- **Exercise**
Reproduce exactly the lines from the line containing "Type out the text in this image." through the end of the records below, including both ends, and nothing else.

■ ■ ■

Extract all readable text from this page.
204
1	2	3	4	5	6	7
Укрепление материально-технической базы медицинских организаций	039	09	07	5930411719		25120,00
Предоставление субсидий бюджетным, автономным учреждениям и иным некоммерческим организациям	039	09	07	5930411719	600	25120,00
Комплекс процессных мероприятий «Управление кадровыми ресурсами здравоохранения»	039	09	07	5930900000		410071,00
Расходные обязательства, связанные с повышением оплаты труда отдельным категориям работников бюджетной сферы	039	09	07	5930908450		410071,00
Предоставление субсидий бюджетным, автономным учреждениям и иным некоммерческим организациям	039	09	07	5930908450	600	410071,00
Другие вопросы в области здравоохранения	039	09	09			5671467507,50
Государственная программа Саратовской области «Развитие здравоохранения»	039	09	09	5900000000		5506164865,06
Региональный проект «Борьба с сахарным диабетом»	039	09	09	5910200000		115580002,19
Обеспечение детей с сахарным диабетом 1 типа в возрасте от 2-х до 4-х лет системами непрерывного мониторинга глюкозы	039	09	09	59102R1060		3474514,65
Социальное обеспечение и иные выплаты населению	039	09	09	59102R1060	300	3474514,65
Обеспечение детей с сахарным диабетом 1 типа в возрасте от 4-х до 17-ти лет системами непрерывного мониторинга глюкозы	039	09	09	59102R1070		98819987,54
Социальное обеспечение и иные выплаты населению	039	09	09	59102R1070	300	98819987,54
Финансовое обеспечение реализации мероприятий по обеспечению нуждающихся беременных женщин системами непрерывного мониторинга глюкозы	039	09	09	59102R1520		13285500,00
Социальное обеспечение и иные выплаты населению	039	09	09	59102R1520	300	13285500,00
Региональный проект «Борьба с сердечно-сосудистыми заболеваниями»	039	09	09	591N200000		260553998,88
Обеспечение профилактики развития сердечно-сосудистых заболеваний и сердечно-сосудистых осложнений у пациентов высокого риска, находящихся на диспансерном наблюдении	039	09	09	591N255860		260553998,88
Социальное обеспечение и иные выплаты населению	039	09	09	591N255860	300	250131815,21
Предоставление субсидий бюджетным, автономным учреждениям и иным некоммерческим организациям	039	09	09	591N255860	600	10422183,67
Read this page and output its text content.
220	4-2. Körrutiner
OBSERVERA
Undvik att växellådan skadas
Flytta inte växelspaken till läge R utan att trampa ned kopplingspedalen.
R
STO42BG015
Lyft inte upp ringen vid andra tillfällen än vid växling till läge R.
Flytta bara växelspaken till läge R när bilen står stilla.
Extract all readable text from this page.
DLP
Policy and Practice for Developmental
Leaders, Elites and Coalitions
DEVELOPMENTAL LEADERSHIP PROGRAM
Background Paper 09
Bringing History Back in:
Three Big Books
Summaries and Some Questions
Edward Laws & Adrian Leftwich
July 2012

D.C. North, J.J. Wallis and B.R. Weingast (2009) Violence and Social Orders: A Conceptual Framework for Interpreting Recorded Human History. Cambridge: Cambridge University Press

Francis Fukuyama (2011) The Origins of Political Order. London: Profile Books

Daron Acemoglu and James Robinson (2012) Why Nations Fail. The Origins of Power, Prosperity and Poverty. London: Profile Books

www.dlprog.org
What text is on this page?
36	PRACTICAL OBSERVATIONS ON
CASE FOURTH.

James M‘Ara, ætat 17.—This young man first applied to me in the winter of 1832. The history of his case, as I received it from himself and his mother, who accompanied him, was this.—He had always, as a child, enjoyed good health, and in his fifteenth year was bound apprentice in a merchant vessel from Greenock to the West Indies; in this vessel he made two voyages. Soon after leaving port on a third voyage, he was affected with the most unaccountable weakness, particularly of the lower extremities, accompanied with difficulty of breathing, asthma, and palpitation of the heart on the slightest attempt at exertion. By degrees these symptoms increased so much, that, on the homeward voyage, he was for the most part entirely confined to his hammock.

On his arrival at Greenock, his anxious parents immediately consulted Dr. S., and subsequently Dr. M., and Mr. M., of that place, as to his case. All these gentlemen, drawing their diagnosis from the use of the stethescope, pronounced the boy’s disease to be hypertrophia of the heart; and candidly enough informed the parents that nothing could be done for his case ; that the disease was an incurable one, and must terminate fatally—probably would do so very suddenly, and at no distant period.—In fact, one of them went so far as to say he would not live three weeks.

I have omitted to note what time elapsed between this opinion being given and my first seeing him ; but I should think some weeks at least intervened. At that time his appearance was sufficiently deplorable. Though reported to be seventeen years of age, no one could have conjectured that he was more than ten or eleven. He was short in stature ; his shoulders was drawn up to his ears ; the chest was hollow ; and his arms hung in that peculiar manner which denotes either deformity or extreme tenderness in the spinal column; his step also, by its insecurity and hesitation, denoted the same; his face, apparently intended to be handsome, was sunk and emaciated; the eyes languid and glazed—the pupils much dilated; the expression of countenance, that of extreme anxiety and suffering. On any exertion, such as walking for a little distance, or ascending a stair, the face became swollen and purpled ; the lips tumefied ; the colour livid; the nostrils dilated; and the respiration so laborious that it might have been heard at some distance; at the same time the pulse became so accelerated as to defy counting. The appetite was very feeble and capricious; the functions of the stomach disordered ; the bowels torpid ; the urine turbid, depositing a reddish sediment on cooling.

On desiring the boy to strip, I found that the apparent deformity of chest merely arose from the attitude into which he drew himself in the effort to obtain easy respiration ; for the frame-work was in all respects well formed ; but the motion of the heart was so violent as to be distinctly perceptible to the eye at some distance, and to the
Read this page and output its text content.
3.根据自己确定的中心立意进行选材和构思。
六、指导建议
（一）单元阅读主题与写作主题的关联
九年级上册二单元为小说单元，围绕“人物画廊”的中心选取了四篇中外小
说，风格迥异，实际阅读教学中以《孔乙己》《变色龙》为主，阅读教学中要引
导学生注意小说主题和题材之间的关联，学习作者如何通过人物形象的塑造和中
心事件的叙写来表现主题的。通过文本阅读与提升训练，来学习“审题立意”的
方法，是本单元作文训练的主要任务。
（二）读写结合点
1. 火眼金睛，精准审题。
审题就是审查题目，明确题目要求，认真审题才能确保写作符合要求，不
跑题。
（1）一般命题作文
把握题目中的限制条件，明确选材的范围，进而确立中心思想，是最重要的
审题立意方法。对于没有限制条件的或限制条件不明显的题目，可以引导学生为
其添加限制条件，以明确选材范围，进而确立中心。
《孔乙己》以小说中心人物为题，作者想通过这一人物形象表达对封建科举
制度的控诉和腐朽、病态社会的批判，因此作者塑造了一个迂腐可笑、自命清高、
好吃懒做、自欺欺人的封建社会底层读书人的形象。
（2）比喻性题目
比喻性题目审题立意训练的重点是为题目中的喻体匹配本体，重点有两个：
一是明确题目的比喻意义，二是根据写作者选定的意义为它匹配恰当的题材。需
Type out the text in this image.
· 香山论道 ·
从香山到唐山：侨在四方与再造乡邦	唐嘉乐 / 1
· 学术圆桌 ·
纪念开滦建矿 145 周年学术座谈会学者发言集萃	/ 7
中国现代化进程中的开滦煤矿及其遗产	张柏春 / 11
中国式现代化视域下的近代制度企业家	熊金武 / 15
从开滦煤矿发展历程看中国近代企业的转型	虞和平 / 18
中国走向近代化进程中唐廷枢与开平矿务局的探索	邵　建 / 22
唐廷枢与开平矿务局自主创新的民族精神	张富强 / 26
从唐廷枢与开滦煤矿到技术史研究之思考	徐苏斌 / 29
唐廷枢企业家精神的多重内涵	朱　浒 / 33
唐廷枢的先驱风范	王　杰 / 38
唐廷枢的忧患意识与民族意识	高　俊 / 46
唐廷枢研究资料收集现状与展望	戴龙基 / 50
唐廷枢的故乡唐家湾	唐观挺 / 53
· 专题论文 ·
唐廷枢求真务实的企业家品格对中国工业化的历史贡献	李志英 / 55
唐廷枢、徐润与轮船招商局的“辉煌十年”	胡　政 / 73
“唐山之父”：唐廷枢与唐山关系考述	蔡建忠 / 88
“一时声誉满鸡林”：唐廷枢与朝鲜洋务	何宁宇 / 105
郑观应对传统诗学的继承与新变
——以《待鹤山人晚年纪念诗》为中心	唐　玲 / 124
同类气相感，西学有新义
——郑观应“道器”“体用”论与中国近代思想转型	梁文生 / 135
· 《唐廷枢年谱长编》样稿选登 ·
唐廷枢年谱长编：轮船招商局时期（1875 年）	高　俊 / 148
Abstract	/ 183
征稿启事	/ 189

■ ■ ■

- **Task solution**
Type out the text in this image.
· 香山论道 ·
从香山到唐山：侨在四方与再造乡邦	唐嘉乐 / 1
· 学术圆桌 ·
纪念开滦建矿 145 周年学术座谈会学者发言集萃	/ 7
中国现代化进程中的开滦煤矿及其遗产	张柏春 / 11
中国式现代化视域下的近代制度企业家	熊金武 / 15
从开滦煤矿发展历程看中国近代企业的转型	虞和平 / 18
中国走向近代化进程中唐廷枢与开平矿务局的探索	邵　建 / 22
唐廷枢与开平矿务局自主创新的民族精神	张富强 / 26
从唐廷枢与开滦煤矿到技术史研究之思考	徐苏斌 / 29
唐廷枢企业家精神的多重内涵	朱　浒 / 33
唐廷枢的先驱风范	王　杰 / 38
唐廷枢的忧患意识与民族意识	高　俊 / 46
唐廷枢研究资料收集现状与展望	戴龙基 / 50
唐廷枢的故乡唐家湾	唐观挺 / 53
· 专题论文 ·
唐廷枢求真务实的企业家品格对中国工业化的历史贡献	李志英 / 55
唐廷枢、徐润与轮船招商局的“辉煌十年”	胡　政 / 73
“唐山之父”：唐廷枢与唐山关系考述	蔡建忠 / 88
“一时声誉满鸡林”：唐廷枢与朝鲜洋务	何宁宇 / 105
郑观应对传统诗学的继承与新变
——以《待鹤山人晚年纪念诗》为中心	唐　玲 / 124
同类气相感，西学有新义
——郑观应“道器”“体用”论与中国近代思想转型	梁文生 / 135
· 《唐廷枢年谱长编》样稿选登 ·
唐廷枢年谱长编：轮船招商局时期（1875 年）	高　俊 / 148
Abstract	/ 183
征稿启事	/ 189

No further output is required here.